> _EXERCISE DESCRIPTION_:
Without the images, output each record below as it stands.

> _SUPPLIED DATA_:
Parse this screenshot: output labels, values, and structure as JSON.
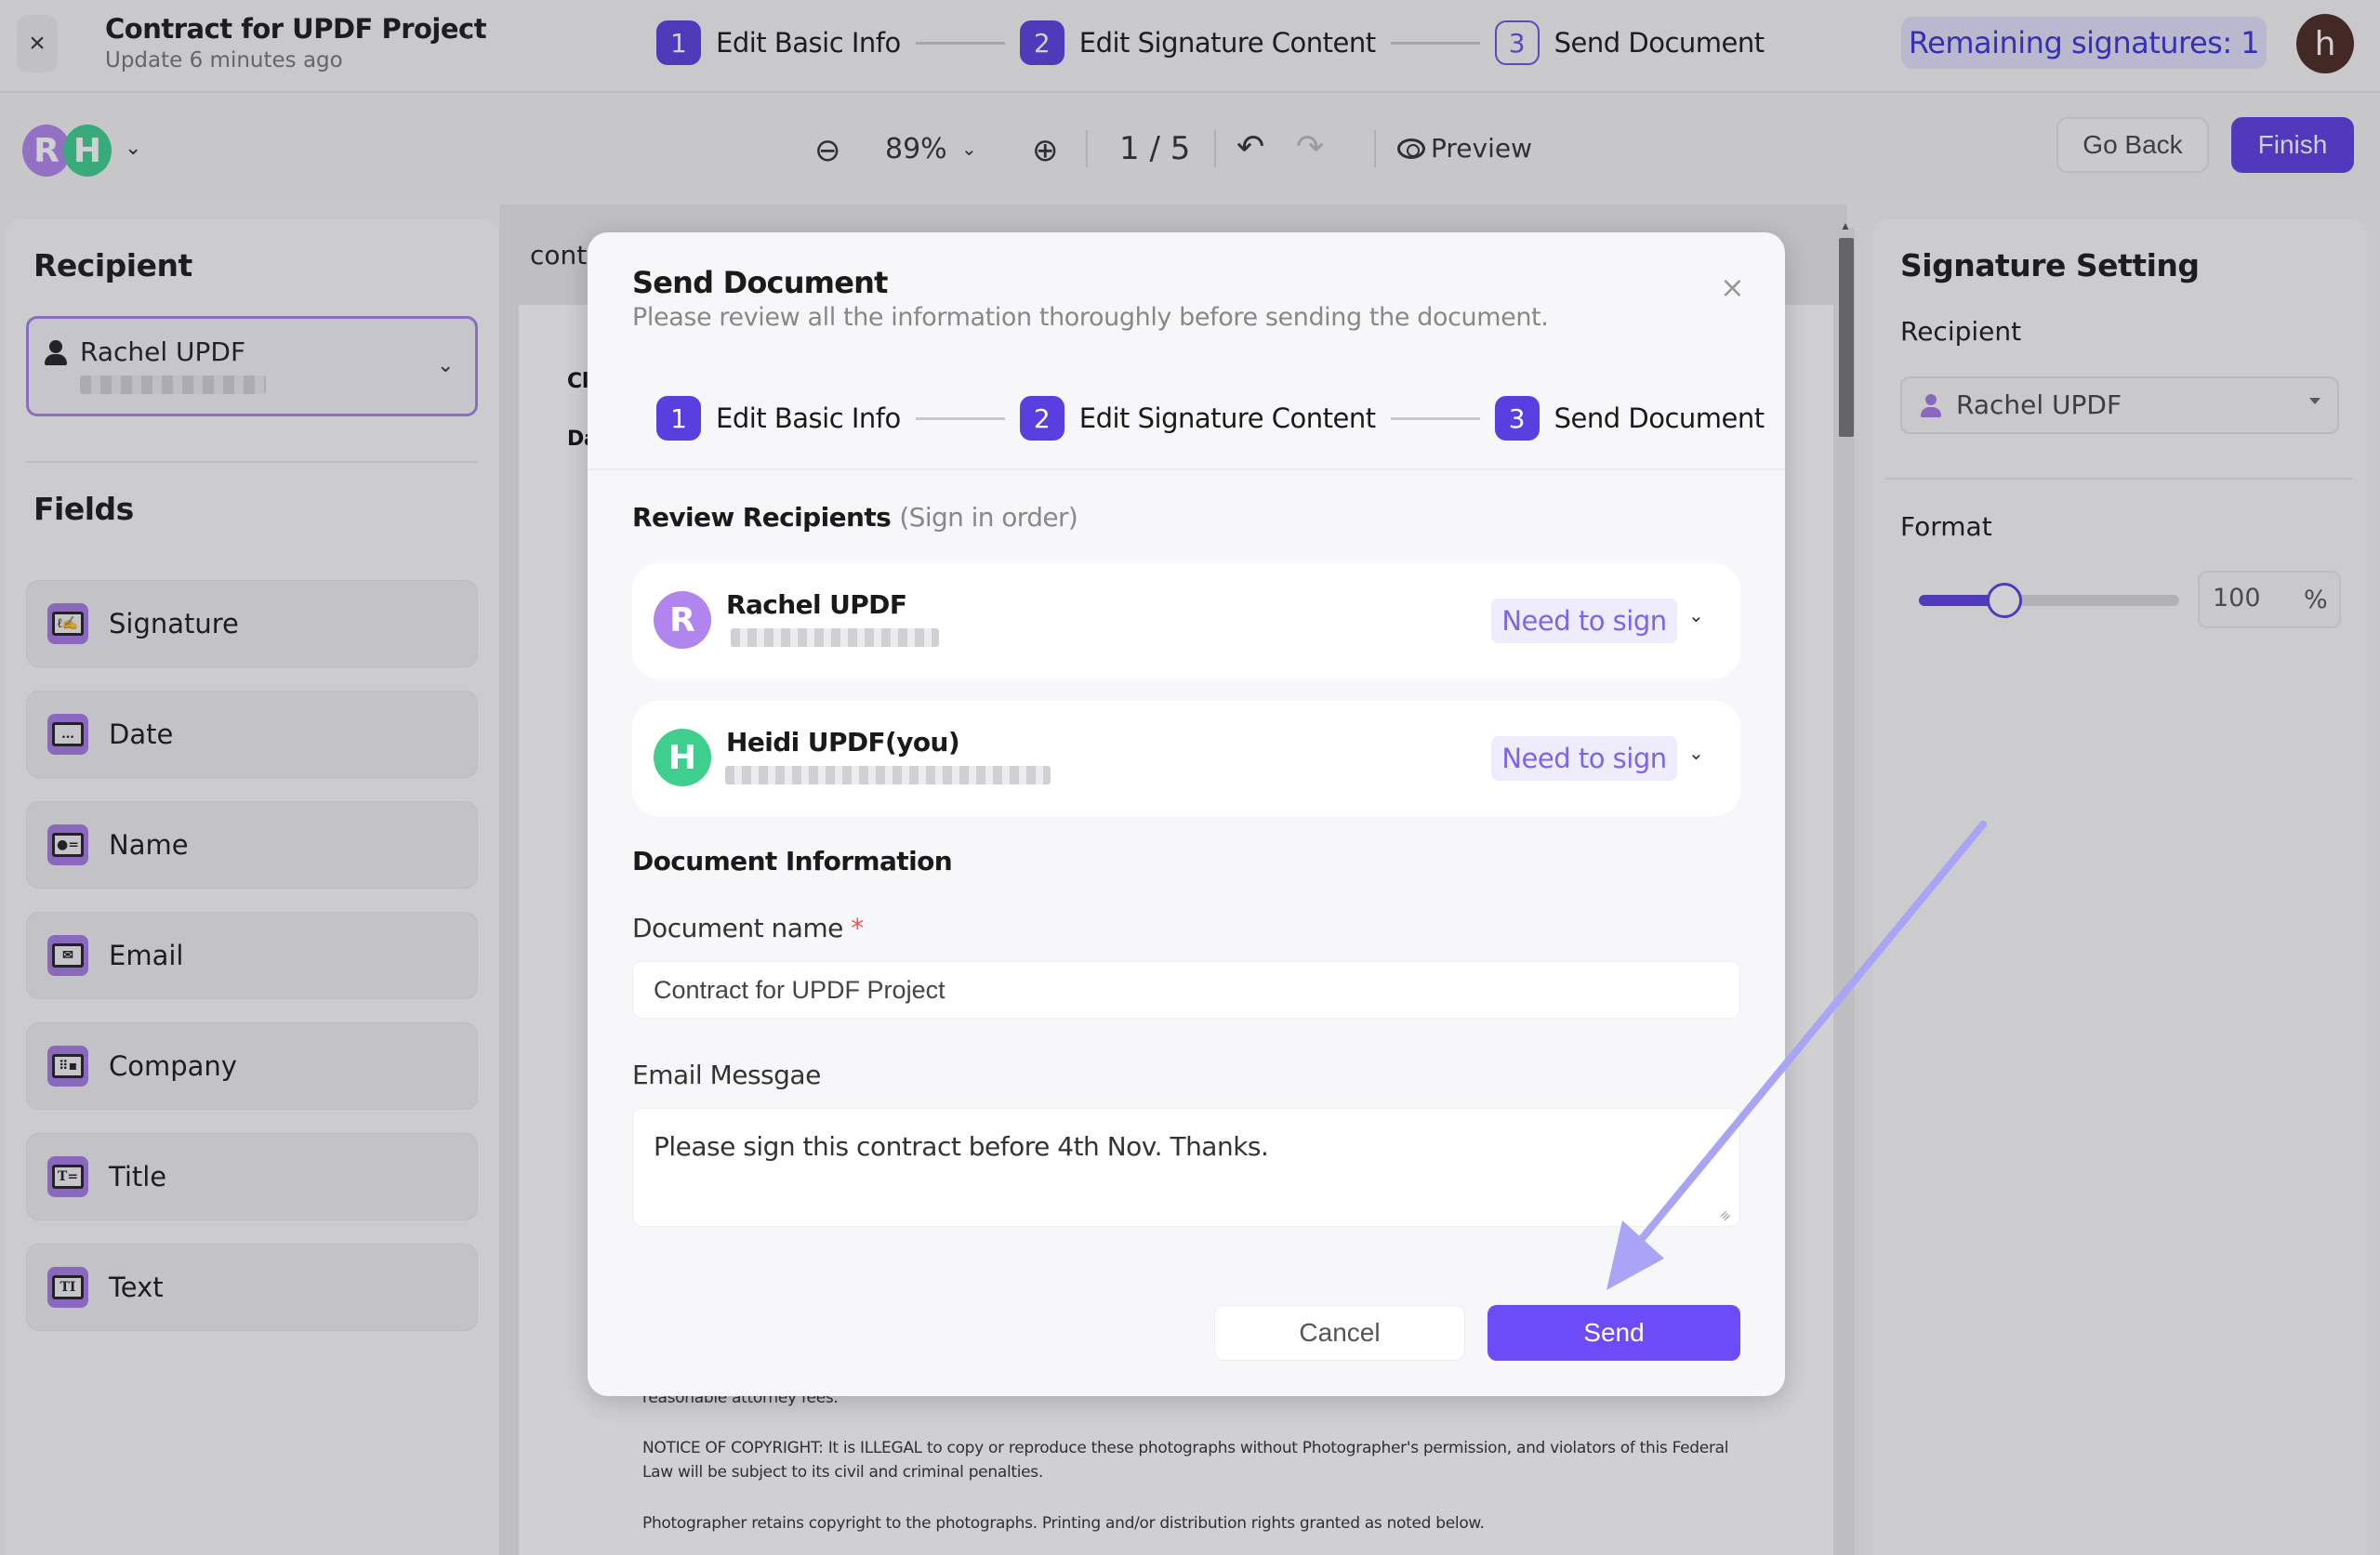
{
  "header": {
    "close_icon": "×",
    "title": "Contract for UPDF Project",
    "subtitle": "Update 6 minutes ago",
    "steps": [
      {
        "num": "1",
        "label": "Edit Basic Info",
        "state": "done"
      },
      {
        "num": "2",
        "label": "Edit Signature Content",
        "state": "done"
      },
      {
        "num": "3",
        "label": "Send Document",
        "state": "current"
      }
    ],
    "remaining_signatures": "Remaining signatures: 1",
    "user_initial": "h"
  },
  "toolbar": {
    "avatars": [
      "R",
      "H"
    ],
    "zoom_level": "89%",
    "page_indicator": "1 / 5",
    "preview_label": "Preview",
    "go_back_label": "Go Back",
    "finish_label": "Finish"
  },
  "left_panel": {
    "recipient_heading": "Recipient",
    "selected_recipient": "Rachel UPDF",
    "fields_heading": "Fields",
    "fields": [
      {
        "label": "Signature",
        "icon": "signature-icon"
      },
      {
        "label": "Date",
        "icon": "calendar-icon"
      },
      {
        "label": "Name",
        "icon": "id-card-icon"
      },
      {
        "label": "Email",
        "icon": "envelope-icon"
      },
      {
        "label": "Company",
        "icon": "building-icon"
      },
      {
        "label": "Title",
        "icon": "title-icon"
      },
      {
        "label": "Text",
        "icon": "text-icon"
      }
    ]
  },
  "document": {
    "name_label_partial": "contr",
    "visible_text": [
      "reasonable attorney fees.",
      "NOTICE OF COPYRIGHT: It is ILLEGAL to copy or reproduce these photographs without Photographer's permission, and violators of this Federal",
      "Law will be subject to its civil and criminal penalties.",
      "Photographer retains copyright to the photographs. Printing and/or distribution rights granted as noted below."
    ],
    "partial_headings": [
      "Cl",
      "Da"
    ]
  },
  "right_panel": {
    "heading": "Signature Setting",
    "recipient_label": "Recipient",
    "recipient_value": "Rachel UPDF",
    "format_label": "Format",
    "format_slider_fraction": 0.33,
    "format_value": "100",
    "format_unit": "%"
  },
  "modal": {
    "title": "Send Document",
    "subtitle": "Please review all the information thoroughly before sending the document.",
    "close_icon": "×",
    "steps": [
      {
        "num": "1",
        "label": "Edit Basic Info"
      },
      {
        "num": "2",
        "label": "Edit Signature Content"
      },
      {
        "num": "3",
        "label": "Send Document"
      }
    ],
    "review_heading": "Review Recipients",
    "review_note": "(Sign in order)",
    "recipients": [
      {
        "initial": "R",
        "name": "Rachel UPDF",
        "role": "Need to sign",
        "color": "#b085ee"
      },
      {
        "initial": "H",
        "name": "Heidi UPDF(you)",
        "role": "Need to sign",
        "color": "#3ecf8e"
      }
    ],
    "doc_info_heading": "Document Information",
    "doc_name_label": "Document name",
    "doc_name_required": "*",
    "doc_name_value": "Contract for UPDF Project",
    "email_message_label": "Email Messgae",
    "email_message_value": "Please sign this contract before 4th Nov. Thanks.",
    "cancel_label": "Cancel",
    "send_label": "Send"
  },
  "colors": {
    "accent": "#5b3ee4",
    "send_button": "#6c4cf8",
    "annotation_arrow": "#a9a4f5"
  }
}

> _REPLY TO THE EXERCISE_:
Parse this screenshot: output labels, values, and structure as JSON.
{
  "header": {
    "close_icon": "×",
    "title": "Contract for UPDF Project",
    "subtitle": "Update 6 minutes ago",
    "steps": [
      {
        "num": "1",
        "label": "Edit Basic Info",
        "state": "done"
      },
      {
        "num": "2",
        "label": "Edit Signature Content",
        "state": "done"
      },
      {
        "num": "3",
        "label": "Send Document",
        "state": "current"
      }
    ],
    "remaining_signatures": "Remaining signatures: 1",
    "user_initial": "h"
  },
  "toolbar": {
    "avatars": [
      "R",
      "H"
    ],
    "zoom_level": "89%",
    "page_indicator": "1 / 5",
    "preview_label": "Preview",
    "go_back_label": "Go Back",
    "finish_label": "Finish"
  },
  "left_panel": {
    "recipient_heading": "Recipient",
    "selected_recipient": "Rachel UPDF",
    "fields_heading": "Fields",
    "fields": [
      {
        "label": "Signature",
        "icon": "signature-icon"
      },
      {
        "label": "Date",
        "icon": "calendar-icon"
      },
      {
        "label": "Name",
        "icon": "id-card-icon"
      },
      {
        "label": "Email",
        "icon": "envelope-icon"
      },
      {
        "label": "Company",
        "icon": "building-icon"
      },
      {
        "label": "Title",
        "icon": "title-icon"
      },
      {
        "label": "Text",
        "icon": "text-icon"
      }
    ]
  },
  "document": {
    "name_label_partial": "contr",
    "visible_text": [
      "reasonable attorney fees.",
      "NOTICE OF COPYRIGHT: It is ILLEGAL to copy or reproduce these photographs without Photographer's permission, and violators of this Federal",
      "Law will be subject to its civil and criminal penalties.",
      "Photographer retains copyright to the photographs. Printing and/or distribution rights granted as noted below."
    ],
    "partial_headings": [
      "Cl",
      "Da"
    ]
  },
  "right_panel": {
    "heading": "Signature Setting",
    "recipient_label": "Recipient",
    "recipient_value": "Rachel UPDF",
    "format_label": "Format",
    "format_slider_fraction": 0.33,
    "format_value": "100",
    "format_unit": "%"
  },
  "modal": {
    "title": "Send Document",
    "subtitle": "Please review all the information thoroughly before sending the document.",
    "close_icon": "×",
    "steps": [
      {
        "num": "1",
        "label": "Edit Basic Info"
      },
      {
        "num": "2",
        "label": "Edit Signature Content"
      },
      {
        "num": "3",
        "label": "Send Document"
      }
    ],
    "review_heading": "Review Recipients",
    "review_note": "(Sign in order)",
    "recipients": [
      {
        "initial": "R",
        "name": "Rachel UPDF",
        "role": "Need to sign",
        "color": "#b085ee"
      },
      {
        "initial": "H",
        "name": "Heidi UPDF(you)",
        "role": "Need to sign",
        "color": "#3ecf8e"
      }
    ],
    "doc_info_heading": "Document Information",
    "doc_name_label": "Document name",
    "doc_name_required": "*",
    "doc_name_value": "Contract for UPDF Project",
    "email_message_label": "Email Messgae",
    "email_message_value": "Please sign this contract before 4th Nov. Thanks.",
    "cancel_label": "Cancel",
    "send_label": "Send"
  },
  "colors": {
    "accent": "#5b3ee4",
    "send_button": "#6c4cf8",
    "annotation_arrow": "#a9a4f5"
  }
}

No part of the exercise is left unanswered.